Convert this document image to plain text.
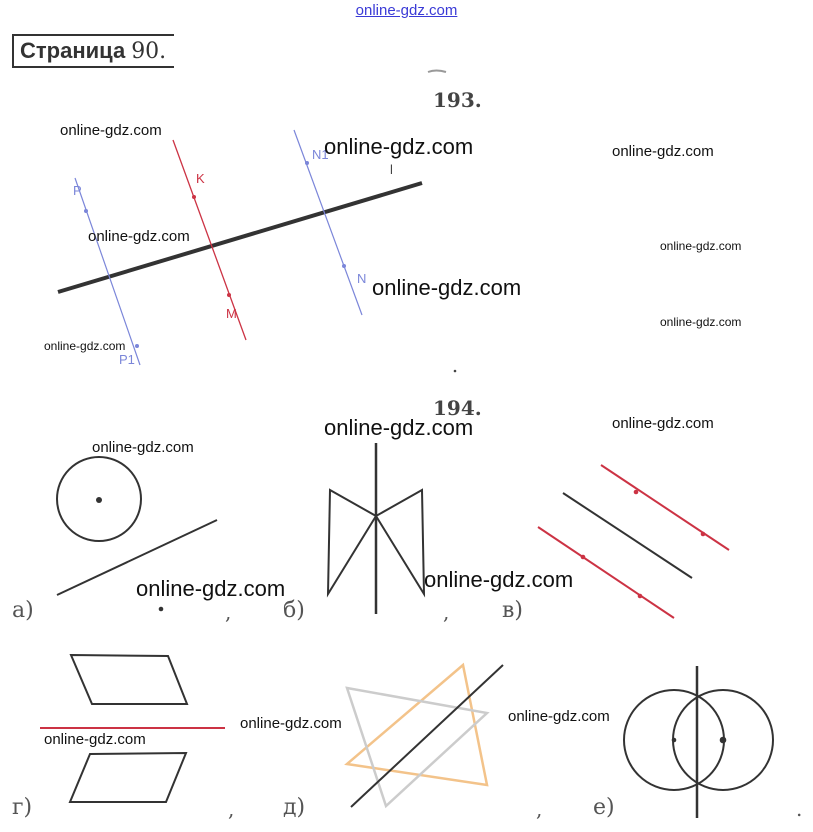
online-gdz.com
Страница 90.
193.
194.
P
K
N1
l
N
M
P1
а)	б)	в)
г)	д)	е)
,	,
,	,	.
online-gdz.com
online-gdz.com	online-gdz.com
online-gdz.com
online-gdz.com
online-gdz.com
online-gdz.com
online-gdz.com
online-gdz.com	online-gdz.com
online-gdz.com
online-gdz.com
online-gdz.com
online-gdz.com
online-gdz.com
online-gdz.com
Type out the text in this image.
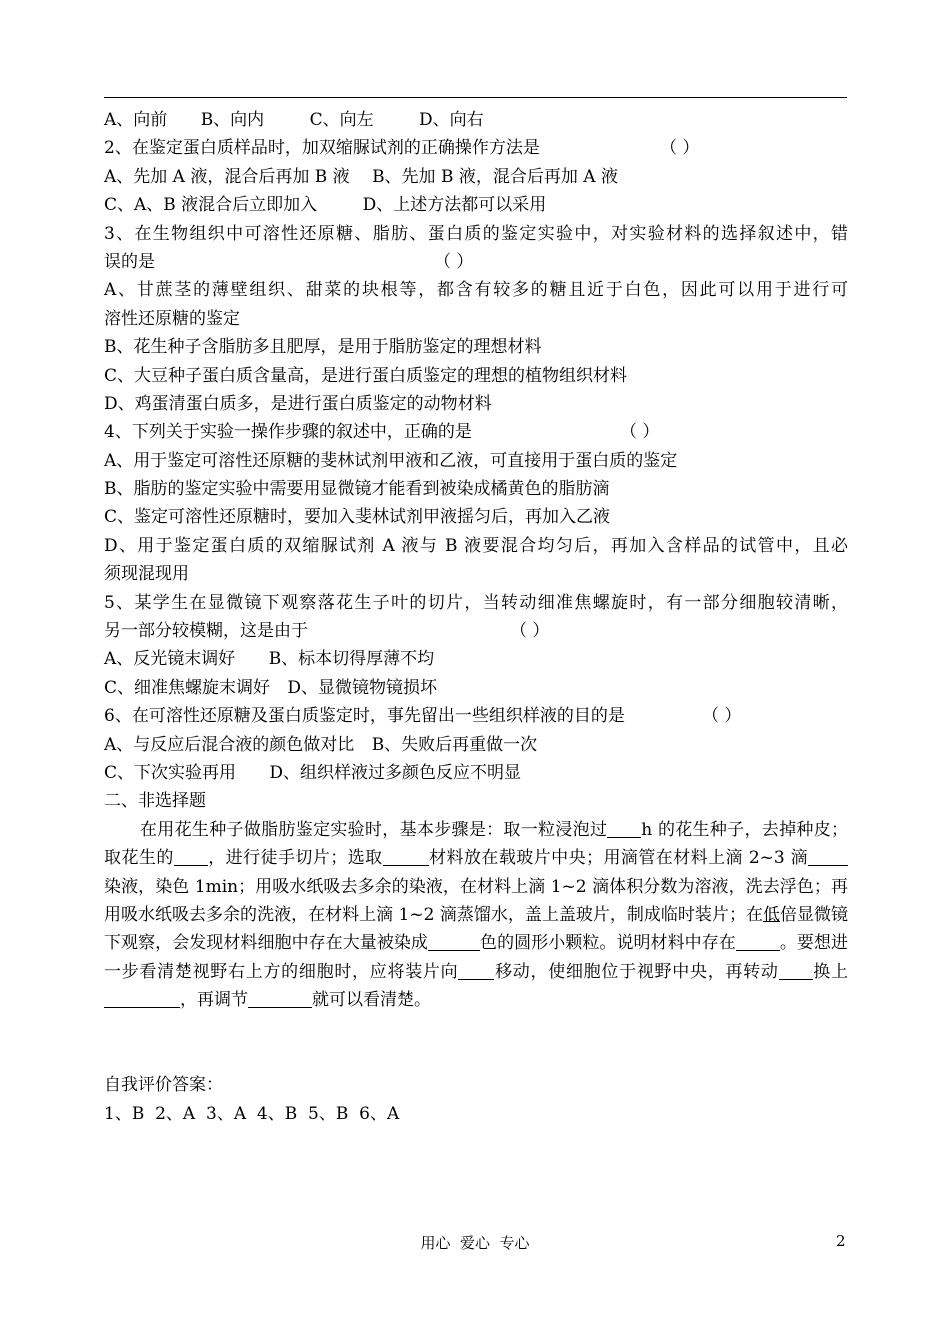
A、向前 B、向内	C、向左	D、向右
2、在鉴定蛋白质样品时，加双缩脲试剂的正确操作方法是	（ ）
A、先加 A 液，混合后再加 B 液　 B、先加 B 液，混合后再加 A 液
C、A、B 液混合后立即加入	D、上述方法都可以采用
3、在生物组织中可溶性还原糖、脂肪、蛋白质的鉴定实验中，对实验材料的选择叙述中，错
误的是	（ ）
A、甘蔗茎的薄壁组织、甜菜的块根等，都含有较多的糖且近于白色，因此可以用于进行可
溶性还原糖的鉴定
B、花生种子含脂肪多且肥厚，是用于脂肪鉴定的理想材料
C、大豆种子蛋白质含量高，是进行蛋白质鉴定的理想的植物组织材料
D、鸡蛋清蛋白质多，是进行蛋白质鉴定的动物材料
4、下列关于实验一操作步骤的叙述中，正确的是	（ ）
A、用于鉴定可溶性还原糖的斐林试剂甲液和乙液，可直接用于蛋白质的鉴定
B、脂肪的鉴定实验中需要用显微镜才能看到被染成橘黄色的脂肪滴
C、鉴定可溶性还原糖时，要加入斐林试剂甲液摇匀后，再加入乙液
D、用于鉴定蛋白质的双缩脲试剂 A 液与 B 液要混合均匀后，再加入含样品的试管中，且必
须现混现用
5、某学生在显微镜下观察落花生子叶的切片，当转动细准焦螺旋时，有一部分细胞较清晰，
另一部分较模糊，这是由于	（ ）
A、反光镜末调好 B、标本切得厚薄不均
C、细准焦螺旋末调好 D、显微镜物镜损坏
6、在可溶性还原糖及蛋白质鉴定时，事先留出一些组织样液的目的是	（ ）
A、与反应后混合液的颜色做对比 B、失败后再重做一次
C、下次实验再用 D、组织样液过多颜色反应不明显
二、非选择题
在用花生种子做脂肪鉴定实验时，基本步骤是：取一粒浸泡过 h 的花生种子，去掉种皮；取花生的 ，进行徒手切片；选取	材料放在载玻片中央；用滴管在材料上滴 2~3 滴染液，染色 1min；用吸水纸吸去多余的染液，在材料上滴 1~2 滴体积分数为溶液，洗去浮色；再用吸水纸吸去多余的洗液，在材料上滴 1~2 滴蒸馏水，盖上盖玻片，制成临时装片；在低倍显微镜下观察，会发现材料细胞中存在大量被染成	色的圆形小颗粒。说明材料中存在	。要想进一步看清楚视野右上方的细胞时，应将装片向 移动，使细胞位于视野中央，再转动 换上，再调节	就可以看清楚。
自我评价答案：
1、B  2、A  3、A  4、B  5、B  6、A
用心  爱心  专心	2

══════════

*WHAT IS BEING ASKED:* Find the string "this" in the entries above and return each line that holds it.

*RESPONSE BELOW:*
Convert this document image to plain text.
Type out the text in this image.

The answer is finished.